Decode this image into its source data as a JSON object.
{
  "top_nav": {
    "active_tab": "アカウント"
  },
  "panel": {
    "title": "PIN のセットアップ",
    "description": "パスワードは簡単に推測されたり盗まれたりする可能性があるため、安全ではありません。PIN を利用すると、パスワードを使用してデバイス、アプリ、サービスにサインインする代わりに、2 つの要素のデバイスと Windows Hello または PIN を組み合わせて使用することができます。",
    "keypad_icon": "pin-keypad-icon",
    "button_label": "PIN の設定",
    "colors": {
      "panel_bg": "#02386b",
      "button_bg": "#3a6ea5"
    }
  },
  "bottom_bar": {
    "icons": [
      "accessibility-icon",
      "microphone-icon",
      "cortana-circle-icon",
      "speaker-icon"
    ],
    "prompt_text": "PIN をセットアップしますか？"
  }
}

__SET TASK__
Reproduce every entry shown above, precisely as it stands.

__TASK OUTPUT__
Decode this image into its source data as a JSON object.
{
  "top_nav": {
    "active_tab": "アカウント"
  },
  "panel": {
    "title": "PIN のセットアップ",
    "description": "パスワードは簡単に推測されたり盗まれたりする可能性があるため、安全ではありません。PIN を利用すると、パスワードを使用してデバイス、アプリ、サービスにサインインする代わりに、2 つの要素のデバイスと Windows Hello または PIN を組み合わせて使用することができます。",
    "keypad_icon": "pin-keypad-icon",
    "button_label": "PIN の設定",
    "colors": {
      "panel_bg": "#02386b",
      "button_bg": "#3a6ea5"
    }
  },
  "bottom_bar": {
    "icons": [
      "accessibility-icon",
      "microphone-icon",
      "cortana-circle-icon",
      "speaker-icon"
    ],
    "prompt_text": "PIN をセットアップしますか？"
  }
}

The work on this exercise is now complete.